-- How to complete this task --
Return each line of the records below that contains the word "name".

-- Information provided --
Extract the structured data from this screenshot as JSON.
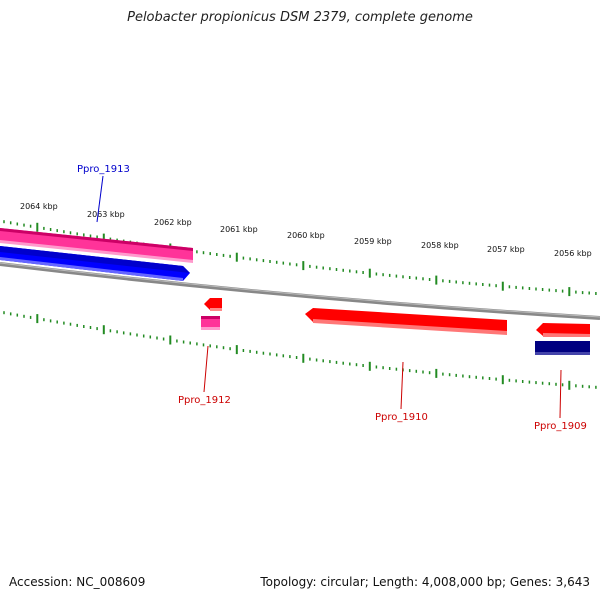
{
  "title": "Pelobacter propionicus DSM 2379, complete genome",
  "footer": {
    "accession": "Accession: NC_008609",
    "topology": "Topology: circular; Length: 4,008,000 bp; Genes: 3,643"
  },
  "scale_labels": [
    "2064 kbp",
    "2063 kbp",
    "2062 kbp",
    "2061 kbp",
    "2060 kbp",
    "2059 kbp",
    "2058 kbp",
    "2057 kbp",
    "2056 kbp"
  ],
  "genes": [
    {
      "name": "Ppro_1913",
      "color": "#0000cc"
    },
    {
      "name": "Ppro_1912",
      "color": "#cc0000"
    },
    {
      "name": "Ppro_1910",
      "color": "#cc0000"
    },
    {
      "name": "Ppro_1909",
      "color": "#cc0000"
    }
  ],
  "colors": {
    "forward_cds": "#0000ff",
    "reverse_cds": "#ff0000",
    "rna_feature": "#ff3399",
    "dark_feature": "#000080",
    "backbone": "#888888",
    "ticks": "#228b22"
  }
}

-- Exercise output --
      "name": "Ppro_1913",
      "name": "Ppro_1912",
      "name": "Ppro_1910",
      "name": "Ppro_1909",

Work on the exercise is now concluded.